* **EXERCISE PROMPT**: Copy the lines below without any changes, leaving out the pictures.

* **RECORDS FOR THE EXERCISE**:
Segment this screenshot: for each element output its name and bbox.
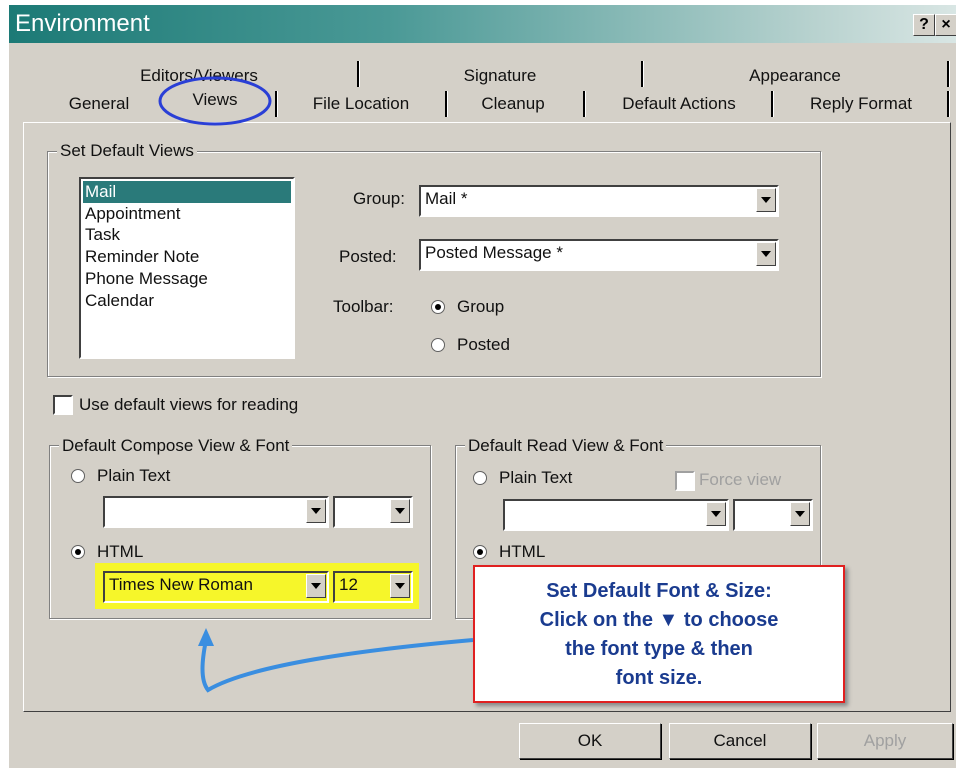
callout-line: the font type & then bbox=[565, 638, 753, 660]
tab-divider bbox=[357, 61, 360, 87]
read-html-label: HTML bbox=[499, 542, 546, 561]
help-button[interactable]: ? bbox=[913, 14, 935, 36]
group-label: Group: bbox=[353, 189, 405, 208]
read-plain-text-radio[interactable] bbox=[473, 471, 487, 485]
force-view-label: Force view bbox=[699, 470, 782, 489]
group-dropdown[interactable]: Mail * bbox=[419, 185, 779, 217]
tab-divider bbox=[275, 91, 278, 117]
read-plain-text-label: Plain Text bbox=[499, 468, 573, 487]
tab-signature[interactable]: Signature bbox=[361, 61, 639, 91]
toolbar-group-label: Group bbox=[457, 297, 505, 316]
tab-divider bbox=[947, 91, 950, 117]
tab-views[interactable]: Views bbox=[165, 85, 265, 115]
read-plain-font-dropdown[interactable] bbox=[503, 499, 729, 531]
chevron-down-icon[interactable] bbox=[790, 502, 810, 526]
tab-cleanup[interactable]: Cleanup bbox=[451, 89, 575, 119]
list-item[interactable]: Task bbox=[83, 224, 291, 246]
tab-divider bbox=[641, 61, 644, 87]
close-button[interactable]: × bbox=[935, 14, 956, 36]
force-view-checkbox[interactable] bbox=[675, 471, 695, 491]
compose-font-value: Times New Roman bbox=[109, 575, 253, 594]
toolbar-posted-label: Posted bbox=[457, 335, 510, 354]
posted-value: Posted Message * bbox=[425, 243, 563, 262]
tab-default-actions[interactable]: Default Actions bbox=[589, 89, 769, 119]
chevron-down-icon[interactable] bbox=[306, 499, 326, 523]
window-title: Environment bbox=[15, 10, 150, 37]
tab-divider bbox=[771, 91, 774, 117]
tab-divider bbox=[445, 91, 448, 117]
list-item[interactable]: Calendar bbox=[83, 290, 291, 312]
chevron-down-icon[interactable] bbox=[390, 499, 410, 523]
compose-plain-text-radio[interactable] bbox=[71, 469, 85, 483]
tab-general[interactable]: General bbox=[49, 89, 149, 119]
toolbar-posted-radio[interactable] bbox=[431, 338, 445, 352]
toolbar-group-radio[interactable] bbox=[431, 300, 445, 314]
ok-button[interactable]: OK bbox=[519, 723, 661, 759]
tab-file-location[interactable]: File Location bbox=[281, 89, 441, 119]
compose-html-font-dropdown[interactable]: Times New Roman bbox=[103, 571, 329, 603]
tab-divider bbox=[583, 91, 586, 117]
set-default-views-legend: Set Default Views bbox=[57, 141, 197, 161]
chevron-down-icon[interactable] bbox=[756, 188, 776, 212]
compose-html-label: HTML bbox=[97, 542, 144, 561]
callout-line: Click on the ▼ to choose bbox=[539, 609, 779, 631]
chevron-down-icon[interactable] bbox=[390, 574, 410, 598]
read-plain-size-dropdown[interactable] bbox=[733, 499, 813, 531]
apply-button[interactable]: Apply bbox=[817, 723, 953, 759]
tab-reply-format[interactable]: Reply Format bbox=[779, 89, 943, 119]
tab-divider bbox=[947, 61, 950, 87]
compose-html-radio[interactable] bbox=[71, 545, 85, 559]
callout-box: Set Default Font & Size: Click on the ▼ … bbox=[473, 565, 845, 703]
tab-appearance[interactable]: Appearance bbox=[645, 61, 945, 91]
chevron-down-icon[interactable] bbox=[306, 574, 326, 598]
cancel-button[interactable]: Cancel bbox=[669, 723, 811, 759]
group-value: Mail * bbox=[425, 189, 468, 208]
compose-plain-font-dropdown[interactable] bbox=[103, 496, 329, 528]
compose-view-legend: Default Compose View & Font bbox=[59, 436, 293, 456]
title-bar[interactable]: Environment ? × bbox=[9, 5, 956, 43]
use-default-views-checkbox[interactable] bbox=[53, 395, 73, 415]
posted-dropdown[interactable]: Posted Message * bbox=[419, 239, 779, 271]
chevron-down-icon[interactable] bbox=[756, 242, 776, 266]
chevron-down-icon[interactable] bbox=[706, 502, 726, 526]
read-view-legend: Default Read View & Font bbox=[465, 436, 667, 456]
compose-plain-text-label: Plain Text bbox=[97, 466, 171, 485]
callout-line: font size. bbox=[615, 667, 703, 689]
compose-plain-size-dropdown[interactable] bbox=[333, 496, 413, 528]
list-item[interactable]: Appointment bbox=[83, 203, 291, 225]
read-html-radio[interactable] bbox=[473, 545, 487, 559]
list-item[interactable]: Reminder Note bbox=[83, 246, 291, 268]
compose-html-size-dropdown[interactable]: 12 bbox=[333, 571, 413, 603]
views-listbox[interactable]: Mail Appointment Task Reminder Note Phon… bbox=[79, 177, 295, 359]
list-item[interactable]: Phone Message bbox=[83, 268, 291, 290]
list-item[interactable]: Mail bbox=[83, 181, 291, 203]
toolbar-label: Toolbar: bbox=[333, 297, 394, 316]
use-default-views-label: Use default views for reading bbox=[79, 395, 299, 414]
callout-line: Set Default Font & Size: bbox=[546, 580, 772, 602]
compose-size-value: 12 bbox=[339, 575, 358, 594]
posted-label: Posted: bbox=[339, 247, 397, 266]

* **SOLUTION FOR THIS PROBLEM**:
Segment this screenshot: for each element output its name and bbox.
callout-line: the font type & then bbox=[565, 638, 753, 660]
tab-divider bbox=[357, 61, 360, 87]
read-html-label: HTML bbox=[499, 542, 546, 561]
help-button[interactable]: ? bbox=[913, 14, 935, 36]
group-label: Group: bbox=[353, 189, 405, 208]
read-plain-text-radio[interactable] bbox=[473, 471, 487, 485]
force-view-label: Force view bbox=[699, 470, 782, 489]
group-dropdown[interactable]: Mail * bbox=[419, 185, 779, 217]
tab-divider bbox=[275, 91, 278, 117]
read-plain-text-label: Plain Text bbox=[499, 468, 573, 487]
tab-signature[interactable]: Signature bbox=[361, 61, 639, 91]
toolbar-group-label: Group bbox=[457, 297, 505, 316]
tab-divider bbox=[947, 91, 950, 117]
tab-views[interactable]: Views bbox=[165, 85, 265, 115]
read-plain-font-dropdown[interactable] bbox=[503, 499, 729, 531]
chevron-down-icon[interactable] bbox=[790, 502, 810, 526]
tab-cleanup[interactable]: Cleanup bbox=[451, 89, 575, 119]
list-item[interactable]: Task bbox=[83, 224, 291, 246]
tab-divider bbox=[641, 61, 644, 87]
close-button[interactable]: × bbox=[935, 14, 956, 36]
force-view-checkbox[interactable] bbox=[675, 471, 695, 491]
compose-font-value: Times New Roman bbox=[109, 575, 253, 594]
toolbar-posted-label: Posted bbox=[457, 335, 510, 354]
posted-value: Posted Message * bbox=[425, 243, 563, 262]
tab-default-actions[interactable]: Default Actions bbox=[589, 89, 769, 119]
chevron-down-icon[interactable] bbox=[306, 499, 326, 523]
window-title: Environment bbox=[15, 10, 150, 37]
tab-divider bbox=[771, 91, 774, 117]
tab-divider bbox=[445, 91, 448, 117]
list-item[interactable]: Calendar bbox=[83, 290, 291, 312]
chevron-down-icon[interactable] bbox=[390, 499, 410, 523]
compose-plain-text-radio[interactable] bbox=[71, 469, 85, 483]
tab-general[interactable]: General bbox=[49, 89, 149, 119]
toolbar-posted-radio[interactable] bbox=[431, 338, 445, 352]
toolbar-group-radio[interactable] bbox=[431, 300, 445, 314]
ok-button[interactable]: OK bbox=[519, 723, 661, 759]
tab-file-location[interactable]: File Location bbox=[281, 89, 441, 119]
compose-html-font-dropdown[interactable]: Times New Roman bbox=[103, 571, 329, 603]
tab-divider bbox=[583, 91, 586, 117]
set-default-views-legend: Set Default Views bbox=[57, 141, 197, 161]
chevron-down-icon[interactable] bbox=[756, 188, 776, 212]
compose-html-label: HTML bbox=[97, 542, 144, 561]
callout-line: Click on the ▼ to choose bbox=[539, 609, 779, 631]
chevron-down-icon[interactable] bbox=[390, 574, 410, 598]
read-plain-size-dropdown[interactable] bbox=[733, 499, 813, 531]
apply-button[interactable]: Apply bbox=[817, 723, 953, 759]
tab-reply-format[interactable]: Reply Format bbox=[779, 89, 943, 119]
tab-divider bbox=[947, 61, 950, 87]
compose-html-radio[interactable] bbox=[71, 545, 85, 559]
callout-box: Set Default Font & Size: Click on the ▼ … bbox=[473, 565, 845, 703]
tab-appearance[interactable]: Appearance bbox=[645, 61, 945, 91]
chevron-down-icon[interactable] bbox=[306, 574, 326, 598]
cancel-button[interactable]: Cancel bbox=[669, 723, 811, 759]
group-value: Mail * bbox=[425, 189, 468, 208]
compose-plain-font-dropdown[interactable] bbox=[103, 496, 329, 528]
compose-view-legend: Default Compose View & Font bbox=[59, 436, 293, 456]
title-bar[interactable]: Environment ? × bbox=[9, 5, 956, 43]
use-default-views-checkbox[interactable] bbox=[53, 395, 73, 415]
posted-dropdown[interactable]: Posted Message * bbox=[419, 239, 779, 271]
chevron-down-icon[interactable] bbox=[756, 242, 776, 266]
chevron-down-icon[interactable] bbox=[706, 502, 726, 526]
read-view-legend: Default Read View & Font bbox=[465, 436, 667, 456]
compose-plain-text-label: Plain Text bbox=[97, 466, 171, 485]
callout-line: font size. bbox=[615, 667, 703, 689]
compose-plain-size-dropdown[interactable] bbox=[333, 496, 413, 528]
list-item[interactable]: Appointment bbox=[83, 203, 291, 225]
read-html-radio[interactable] bbox=[473, 545, 487, 559]
list-item[interactable]: Reminder Note bbox=[83, 246, 291, 268]
compose-html-size-dropdown[interactable]: 12 bbox=[333, 571, 413, 603]
views-listbox[interactable]: Mail Appointment Task Reminder Note Phon… bbox=[79, 177, 295, 359]
list-item[interactable]: Phone Message bbox=[83, 268, 291, 290]
list-item[interactable]: Mail bbox=[83, 181, 291, 203]
toolbar-label: Toolbar: bbox=[333, 297, 394, 316]
use-default-views-label: Use default views for reading bbox=[79, 395, 299, 414]
callout-line: Set Default Font & Size: bbox=[546, 580, 772, 602]
compose-size-value: 12 bbox=[339, 575, 358, 594]
posted-label: Posted: bbox=[339, 247, 397, 266]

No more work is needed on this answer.